Job —
Quote the data below in full, please, without altering anything.

****************************************

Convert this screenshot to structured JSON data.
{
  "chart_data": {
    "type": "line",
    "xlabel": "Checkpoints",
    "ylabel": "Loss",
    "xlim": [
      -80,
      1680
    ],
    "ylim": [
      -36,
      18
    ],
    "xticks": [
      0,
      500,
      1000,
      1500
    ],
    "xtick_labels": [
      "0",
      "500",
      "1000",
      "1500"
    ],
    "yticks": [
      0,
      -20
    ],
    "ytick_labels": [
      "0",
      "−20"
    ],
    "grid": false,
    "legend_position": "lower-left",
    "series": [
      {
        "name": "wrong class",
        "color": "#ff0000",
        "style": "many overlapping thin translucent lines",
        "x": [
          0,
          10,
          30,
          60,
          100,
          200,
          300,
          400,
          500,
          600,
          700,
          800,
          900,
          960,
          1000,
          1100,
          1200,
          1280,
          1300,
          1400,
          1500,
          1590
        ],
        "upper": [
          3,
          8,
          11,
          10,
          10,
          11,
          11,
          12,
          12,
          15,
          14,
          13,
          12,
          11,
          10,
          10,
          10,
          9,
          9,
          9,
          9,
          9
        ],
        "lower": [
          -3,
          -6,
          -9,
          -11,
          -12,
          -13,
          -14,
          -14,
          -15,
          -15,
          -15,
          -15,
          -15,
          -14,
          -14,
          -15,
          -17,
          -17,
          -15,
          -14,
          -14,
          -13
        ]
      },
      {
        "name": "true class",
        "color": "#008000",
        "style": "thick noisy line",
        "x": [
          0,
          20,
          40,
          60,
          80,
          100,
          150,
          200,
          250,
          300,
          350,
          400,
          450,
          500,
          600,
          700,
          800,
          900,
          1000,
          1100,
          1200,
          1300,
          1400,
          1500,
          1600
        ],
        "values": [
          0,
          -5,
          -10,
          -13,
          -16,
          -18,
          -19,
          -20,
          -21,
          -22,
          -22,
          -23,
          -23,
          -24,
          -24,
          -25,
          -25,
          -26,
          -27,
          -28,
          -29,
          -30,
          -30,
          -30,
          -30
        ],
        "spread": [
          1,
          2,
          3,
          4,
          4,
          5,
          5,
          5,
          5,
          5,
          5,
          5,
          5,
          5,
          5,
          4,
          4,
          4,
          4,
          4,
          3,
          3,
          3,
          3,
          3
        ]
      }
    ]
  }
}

****************************************

Response for this exercise —
Convert this screenshot to structured JSON data.
{
  "chart_data": {
    "type": "line",
    "xlabel": "Checkpoints",
    "ylabel": "Loss",
    "xlim": [
      -80,
      1680
    ],
    "ylim": [
      -36,
      18
    ],
    "xticks": [
      0,
      500,
      1000,
      1500
    ],
    "xtick_labels": [
      "0",
      "500",
      "1000",
      "1500"
    ],
    "yticks": [
      0,
      -20
    ],
    "ytick_labels": [
      "0",
      "−20"
    ],
    "grid": false,
    "legend_position": "lower-left",
    "series": [
      {
        "name": "wrong class",
        "color": "#ff0000",
        "style": "many overlapping thin translucent lines",
        "x": [
          0,
          10,
          30,
          60,
          100,
          200,
          300,
          400,
          500,
          600,
          700,
          800,
          900,
          960,
          1000,
          1100,
          1200,
          1280,
          1300,
          1400,
          1500,
          1590
        ],
        "upper": [
          3,
          8,
          11,
          10,
          10,
          11,
          11,
          12,
          12,
          15,
          14,
          13,
          12,
          11,
          10,
          10,
          10,
          9,
          9,
          9,
          9,
          9
        ],
        "lower": [
          -3,
          -6,
          -9,
          -11,
          -12,
          -13,
          -14,
          -14,
          -15,
          -15,
          -15,
          -15,
          -15,
          -14,
          -14,
          -15,
          -17,
          -17,
          -15,
          -14,
          -14,
          -13
        ]
      },
      {
        "name": "true class",
        "color": "#008000",
        "style": "thick noisy line",
        "x": [
          0,
          20,
          40,
          60,
          80,
          100,
          150,
          200,
          250,
          300,
          350,
          400,
          450,
          500,
          600,
          700,
          800,
          900,
          1000,
          1100,
          1200,
          1300,
          1400,
          1500,
          1600
        ],
        "values": [
          0,
          -5,
          -10,
          -13,
          -16,
          -18,
          -19,
          -20,
          -21,
          -22,
          -22,
          -23,
          -23,
          -24,
          -24,
          -25,
          -25,
          -26,
          -27,
          -28,
          -29,
          -30,
          -30,
          -30,
          -30
        ],
        "spread": [
          1,
          2,
          3,
          4,
          4,
          5,
          5,
          5,
          5,
          5,
          5,
          5,
          5,
          5,
          5,
          4,
          4,
          4,
          4,
          4,
          3,
          3,
          3,
          3,
          3
        ]
      }
    ]
  }
}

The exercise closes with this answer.